Excerpts from a layout annotation set:
++++++

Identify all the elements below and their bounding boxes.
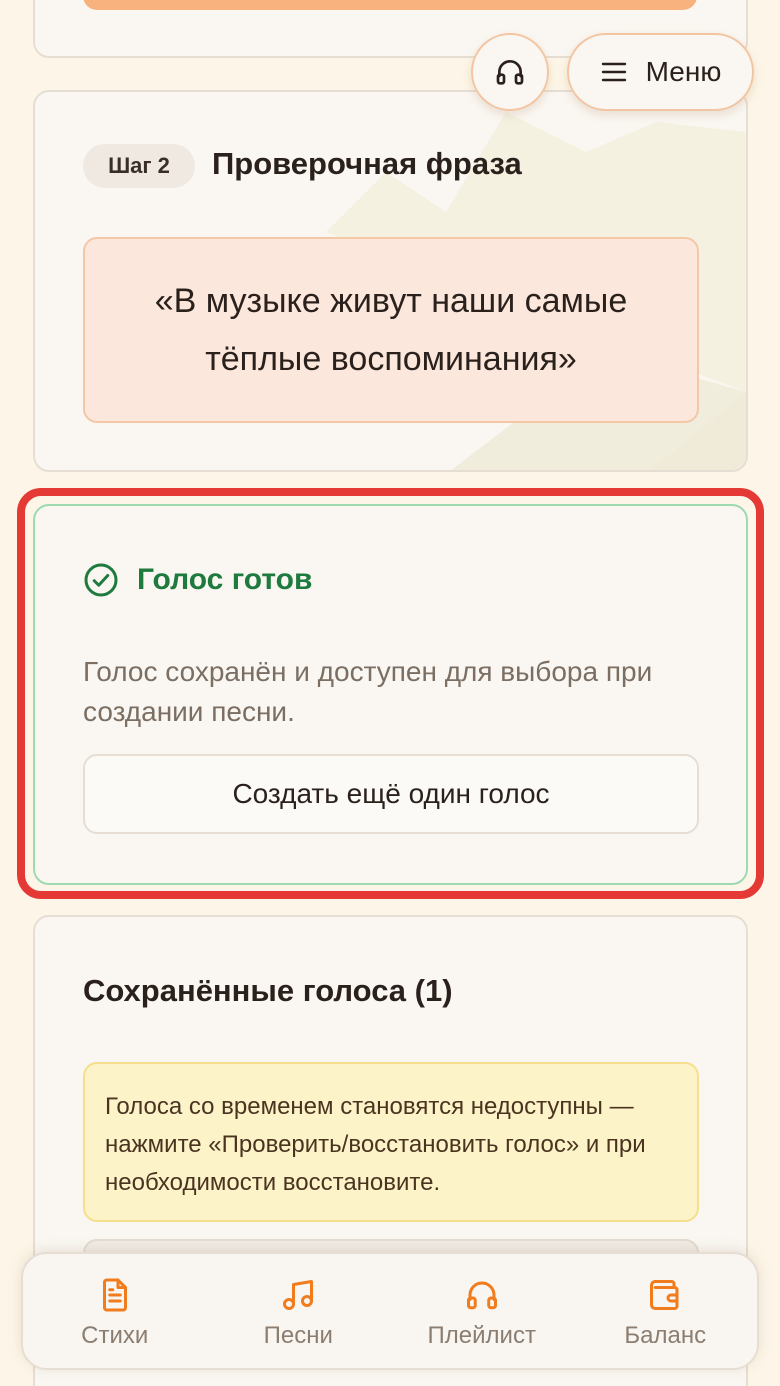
step2-card: Шаг 2 Проверочная фраза «В музыке живут …: [33, 90, 748, 472]
music-note-icon: [280, 1276, 316, 1314]
nav-label-poems: Стихи: [81, 1322, 149, 1349]
nav-item-songs[interactable]: Песни: [207, 1254, 391, 1368]
document-icon: [97, 1276, 133, 1314]
check-circle-icon: [83, 562, 119, 598]
voice-ready-card: Голос готов Голос сохранён и доступен дл…: [33, 504, 748, 885]
menu-button[interactable]: Меню: [567, 33, 754, 111]
headphones-icon: [464, 1276, 500, 1314]
create-another-voice-button[interactable]: Создать ещё один голос: [83, 754, 699, 834]
step-title: Проверочная фраза: [212, 146, 522, 181]
check-phrase-text: «В музыке живут наши самые тёплые воспом…: [154, 282, 628, 378]
previous-step-button[interactable]: [83, 0, 697, 10]
bottom-nav: Стихи Песни Плейлист Баланс: [21, 1252, 759, 1370]
nav-item-poems[interactable]: Стихи: [23, 1254, 207, 1368]
voices-notice: Голоса со временем становятся недоступны…: [83, 1062, 699, 1222]
voice-ready-description: Голос сохранён и доступен для выбора при…: [83, 656, 653, 727]
headphones-button[interactable]: [471, 33, 549, 111]
step-badge: Шаг 2: [83, 144, 195, 188]
saved-voices-title: Сохранённые голоса (1): [83, 973, 453, 1008]
nav-label-playlist: Плейлист: [427, 1322, 536, 1349]
check-phrase-box: «В музыке живут наши самые тёплые воспом…: [83, 237, 699, 423]
nav-label-songs: Песни: [263, 1322, 333, 1349]
menu-label: Меню: [645, 56, 722, 87]
wallet-icon: [647, 1276, 683, 1314]
menu-icon: [600, 60, 628, 84]
voice-ready-title: Голос готов: [137, 563, 313, 596]
voice-ready-header: Голос готов: [83, 562, 312, 598]
nav-item-balance[interactable]: Баланс: [574, 1254, 758, 1368]
nav-item-playlist[interactable]: Плейлист: [390, 1254, 574, 1368]
headphones-icon: [494, 56, 526, 88]
nav-label-balance: Баланс: [624, 1322, 707, 1349]
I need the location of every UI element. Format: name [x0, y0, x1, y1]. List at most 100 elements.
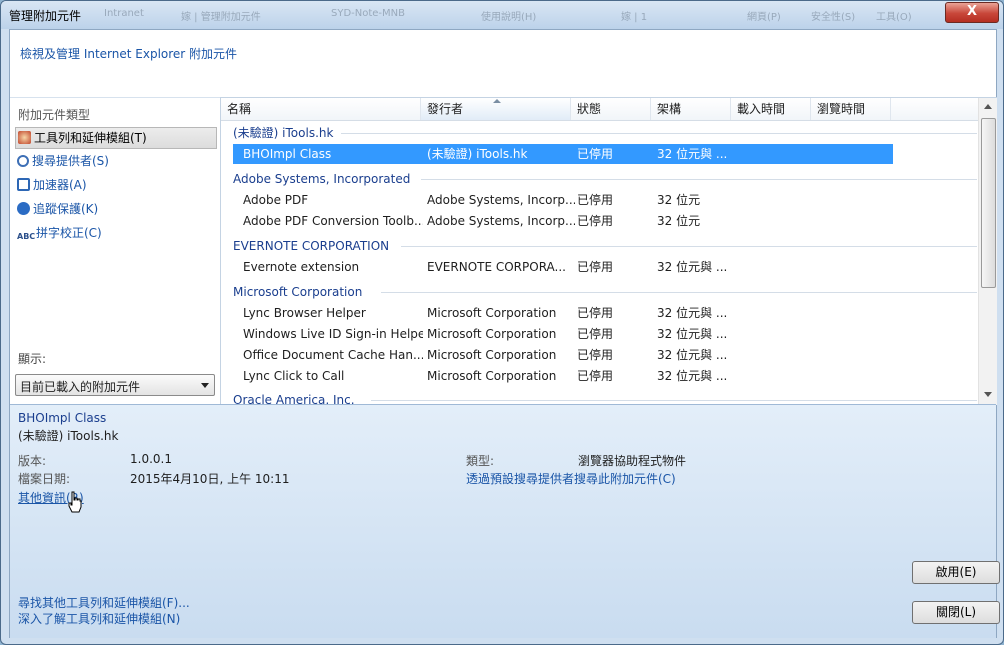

++++++

### [DIRECTIONS FOR THIS TASK]
Could you duplicate all of the data above word for word, leaving out the pictures?

### [WRITTEN RESPONSE]
Identify all the elements below and their bounding boxes.
step2-card: Шаг 2 Проверочная фраза «В музыке живут …: [33, 90, 748, 472]
music-note-icon: [280, 1276, 316, 1314]
nav-label-poems: Стихи: [81, 1322, 149, 1349]
nav-item-songs[interactable]: Песни: [207, 1254, 391, 1368]
document-icon: [97, 1276, 133, 1314]
check-circle-icon: [83, 562, 119, 598]
voice-ready-card: Голос готов Голос сохранён и доступен дл…: [33, 504, 748, 885]
menu-button[interactable]: Меню: [567, 33, 754, 111]
headphones-icon: [464, 1276, 500, 1314]
create-another-voice-button[interactable]: Создать ещё один голос: [83, 754, 699, 834]
step-title: Проверочная фраза: [212, 146, 522, 181]
check-phrase-text: «В музыке живут наши самые тёплые воспом…: [154, 282, 628, 378]
previous-step-button[interactable]: [83, 0, 697, 10]
bottom-nav: Стихи Песни Плейлист Баланс: [21, 1252, 759, 1370]
nav-item-poems[interactable]: Стихи: [23, 1254, 207, 1368]
voices-notice: Голоса со временем становятся недоступны…: [83, 1062, 699, 1222]
voice-ready-description: Голос сохранён и доступен для выбора при…: [83, 656, 653, 727]
headphones-button[interactable]: [471, 33, 549, 111]
step-badge: Шаг 2: [83, 144, 195, 188]
saved-voices-title: Сохранённые голоса (1): [83, 973, 453, 1008]
nav-label-playlist: Плейлист: [427, 1322, 536, 1349]
check-phrase-box: «В музыке живут наши самые тёплые воспом…: [83, 237, 699, 423]
nav-label-songs: Песни: [263, 1322, 333, 1349]
menu-label: Меню: [645, 56, 722, 87]
wallet-icon: [647, 1276, 683, 1314]
menu-icon: [600, 60, 628, 84]
voice-ready-title: Голос готов: [137, 563, 313, 596]
voice-ready-header: Голос готов: [83, 562, 312, 598]
nav-item-balance[interactable]: Баланс: [574, 1254, 758, 1368]
nav-item-playlist[interactable]: Плейлист: [390, 1254, 574, 1368]
headphones-icon: [494, 56, 526, 88]
nav-label-balance: Баланс: [624, 1322, 707, 1349]
I need the location of every UI element. Format: name [x0, y0, x1, y1]. List at most 100 elements.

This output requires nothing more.